>> Start Records provided

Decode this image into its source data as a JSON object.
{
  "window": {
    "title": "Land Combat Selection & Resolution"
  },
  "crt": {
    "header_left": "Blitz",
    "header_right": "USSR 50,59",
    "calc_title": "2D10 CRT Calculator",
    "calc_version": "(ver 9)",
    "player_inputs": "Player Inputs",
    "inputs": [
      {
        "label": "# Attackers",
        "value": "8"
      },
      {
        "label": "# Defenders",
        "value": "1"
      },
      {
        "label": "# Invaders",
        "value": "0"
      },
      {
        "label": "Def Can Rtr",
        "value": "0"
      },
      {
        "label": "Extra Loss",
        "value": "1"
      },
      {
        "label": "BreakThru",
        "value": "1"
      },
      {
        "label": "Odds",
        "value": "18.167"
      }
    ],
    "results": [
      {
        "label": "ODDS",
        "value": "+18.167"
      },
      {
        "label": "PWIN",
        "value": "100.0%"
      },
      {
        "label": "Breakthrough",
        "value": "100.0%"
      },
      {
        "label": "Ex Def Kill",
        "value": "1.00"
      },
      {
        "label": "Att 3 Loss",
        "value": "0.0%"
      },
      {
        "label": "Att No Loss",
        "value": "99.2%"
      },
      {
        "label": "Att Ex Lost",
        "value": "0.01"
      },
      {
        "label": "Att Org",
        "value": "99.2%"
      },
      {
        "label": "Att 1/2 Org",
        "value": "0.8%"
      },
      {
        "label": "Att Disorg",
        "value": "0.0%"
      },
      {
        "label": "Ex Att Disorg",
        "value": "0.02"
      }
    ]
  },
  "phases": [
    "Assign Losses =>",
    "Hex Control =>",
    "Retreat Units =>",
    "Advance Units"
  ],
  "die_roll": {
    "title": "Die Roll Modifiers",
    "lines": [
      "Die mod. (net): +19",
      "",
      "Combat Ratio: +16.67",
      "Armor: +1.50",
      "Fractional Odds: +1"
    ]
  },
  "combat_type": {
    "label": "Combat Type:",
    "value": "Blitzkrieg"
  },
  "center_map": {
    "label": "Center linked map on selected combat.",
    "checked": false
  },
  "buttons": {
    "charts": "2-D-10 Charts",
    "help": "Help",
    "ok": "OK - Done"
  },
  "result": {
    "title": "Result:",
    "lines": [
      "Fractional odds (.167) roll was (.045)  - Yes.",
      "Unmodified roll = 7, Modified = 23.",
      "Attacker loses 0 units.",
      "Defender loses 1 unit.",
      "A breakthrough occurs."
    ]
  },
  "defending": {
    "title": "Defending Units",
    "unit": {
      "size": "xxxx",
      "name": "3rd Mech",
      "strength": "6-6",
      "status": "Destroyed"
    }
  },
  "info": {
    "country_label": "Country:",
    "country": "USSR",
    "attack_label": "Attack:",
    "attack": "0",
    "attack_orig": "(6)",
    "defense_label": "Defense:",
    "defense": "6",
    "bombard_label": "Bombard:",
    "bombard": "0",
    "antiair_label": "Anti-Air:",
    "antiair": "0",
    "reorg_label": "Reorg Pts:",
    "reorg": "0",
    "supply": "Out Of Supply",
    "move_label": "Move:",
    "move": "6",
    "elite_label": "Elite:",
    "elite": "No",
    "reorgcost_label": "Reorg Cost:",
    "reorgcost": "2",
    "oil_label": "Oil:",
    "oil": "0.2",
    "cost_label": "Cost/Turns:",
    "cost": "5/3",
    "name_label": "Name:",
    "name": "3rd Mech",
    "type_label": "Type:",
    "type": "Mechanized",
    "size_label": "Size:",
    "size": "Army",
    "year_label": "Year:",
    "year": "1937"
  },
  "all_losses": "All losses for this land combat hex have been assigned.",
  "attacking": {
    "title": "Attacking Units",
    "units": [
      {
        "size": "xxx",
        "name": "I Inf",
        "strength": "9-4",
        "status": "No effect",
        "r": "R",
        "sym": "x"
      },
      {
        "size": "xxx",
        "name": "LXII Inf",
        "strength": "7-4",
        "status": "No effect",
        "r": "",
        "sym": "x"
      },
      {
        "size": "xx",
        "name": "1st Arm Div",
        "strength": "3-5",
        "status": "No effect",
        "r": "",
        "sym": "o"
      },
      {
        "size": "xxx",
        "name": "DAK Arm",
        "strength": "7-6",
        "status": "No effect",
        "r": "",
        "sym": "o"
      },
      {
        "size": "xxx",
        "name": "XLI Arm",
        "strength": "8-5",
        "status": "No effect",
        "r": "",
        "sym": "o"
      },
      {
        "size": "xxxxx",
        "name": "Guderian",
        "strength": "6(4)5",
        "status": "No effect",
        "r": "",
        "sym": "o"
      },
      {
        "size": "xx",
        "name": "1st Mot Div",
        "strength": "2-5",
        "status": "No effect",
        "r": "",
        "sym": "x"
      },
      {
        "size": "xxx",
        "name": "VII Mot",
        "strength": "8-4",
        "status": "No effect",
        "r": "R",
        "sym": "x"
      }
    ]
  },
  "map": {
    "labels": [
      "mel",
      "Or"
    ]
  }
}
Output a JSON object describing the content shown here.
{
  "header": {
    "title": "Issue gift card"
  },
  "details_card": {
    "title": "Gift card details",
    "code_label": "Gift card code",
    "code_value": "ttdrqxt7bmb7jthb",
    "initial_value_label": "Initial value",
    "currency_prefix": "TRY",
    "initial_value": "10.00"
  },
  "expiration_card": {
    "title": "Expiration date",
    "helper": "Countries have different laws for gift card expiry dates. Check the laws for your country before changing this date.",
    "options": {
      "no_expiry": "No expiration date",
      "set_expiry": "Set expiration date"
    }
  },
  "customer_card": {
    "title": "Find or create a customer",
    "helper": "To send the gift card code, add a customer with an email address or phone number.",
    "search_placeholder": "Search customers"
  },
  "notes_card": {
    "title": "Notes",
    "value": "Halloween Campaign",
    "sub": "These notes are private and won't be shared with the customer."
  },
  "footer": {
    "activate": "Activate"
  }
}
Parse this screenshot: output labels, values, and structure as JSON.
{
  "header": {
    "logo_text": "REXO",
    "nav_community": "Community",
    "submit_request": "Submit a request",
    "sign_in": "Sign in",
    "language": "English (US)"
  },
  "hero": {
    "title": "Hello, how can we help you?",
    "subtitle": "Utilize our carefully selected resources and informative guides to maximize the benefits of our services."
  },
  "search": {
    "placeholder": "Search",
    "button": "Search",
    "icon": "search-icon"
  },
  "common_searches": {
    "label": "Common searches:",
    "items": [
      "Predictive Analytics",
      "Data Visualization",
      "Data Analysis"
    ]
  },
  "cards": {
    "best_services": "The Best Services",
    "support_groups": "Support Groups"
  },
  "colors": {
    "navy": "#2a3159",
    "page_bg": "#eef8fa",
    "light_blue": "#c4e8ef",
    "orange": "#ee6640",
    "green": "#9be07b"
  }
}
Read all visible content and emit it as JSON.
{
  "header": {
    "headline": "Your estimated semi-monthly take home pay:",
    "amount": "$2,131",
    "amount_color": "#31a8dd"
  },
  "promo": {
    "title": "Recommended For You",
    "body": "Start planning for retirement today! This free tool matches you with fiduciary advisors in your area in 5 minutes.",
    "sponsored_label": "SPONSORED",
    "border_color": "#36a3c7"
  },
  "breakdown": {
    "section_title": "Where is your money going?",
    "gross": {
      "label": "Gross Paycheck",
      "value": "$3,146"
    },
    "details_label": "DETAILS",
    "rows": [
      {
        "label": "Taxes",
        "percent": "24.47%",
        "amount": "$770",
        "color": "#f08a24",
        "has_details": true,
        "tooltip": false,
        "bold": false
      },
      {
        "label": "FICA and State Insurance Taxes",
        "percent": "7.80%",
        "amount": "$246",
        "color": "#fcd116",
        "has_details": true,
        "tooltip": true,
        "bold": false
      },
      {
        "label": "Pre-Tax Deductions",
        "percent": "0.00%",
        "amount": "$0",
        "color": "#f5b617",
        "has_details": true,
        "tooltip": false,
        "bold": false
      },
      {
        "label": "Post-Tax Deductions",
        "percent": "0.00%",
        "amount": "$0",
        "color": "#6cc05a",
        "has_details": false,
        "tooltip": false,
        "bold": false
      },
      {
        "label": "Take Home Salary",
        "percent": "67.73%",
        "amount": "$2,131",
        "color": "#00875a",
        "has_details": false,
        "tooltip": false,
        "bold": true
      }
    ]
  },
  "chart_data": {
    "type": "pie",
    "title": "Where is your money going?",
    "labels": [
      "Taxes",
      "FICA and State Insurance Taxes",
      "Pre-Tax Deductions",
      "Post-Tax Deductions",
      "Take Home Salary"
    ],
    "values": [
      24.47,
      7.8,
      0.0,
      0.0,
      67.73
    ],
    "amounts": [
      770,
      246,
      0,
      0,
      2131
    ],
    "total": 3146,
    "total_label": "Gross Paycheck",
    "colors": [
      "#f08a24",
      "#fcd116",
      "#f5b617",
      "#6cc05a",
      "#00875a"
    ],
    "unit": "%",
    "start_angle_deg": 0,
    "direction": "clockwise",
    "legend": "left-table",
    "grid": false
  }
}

>> End Records provided

◆ Request:
Lines from the records above that hold "Disorg" are the ones to list.

◆ Answer to this problem:
        "label": "Att Disorg",
        "label": "Ex Att Disorg",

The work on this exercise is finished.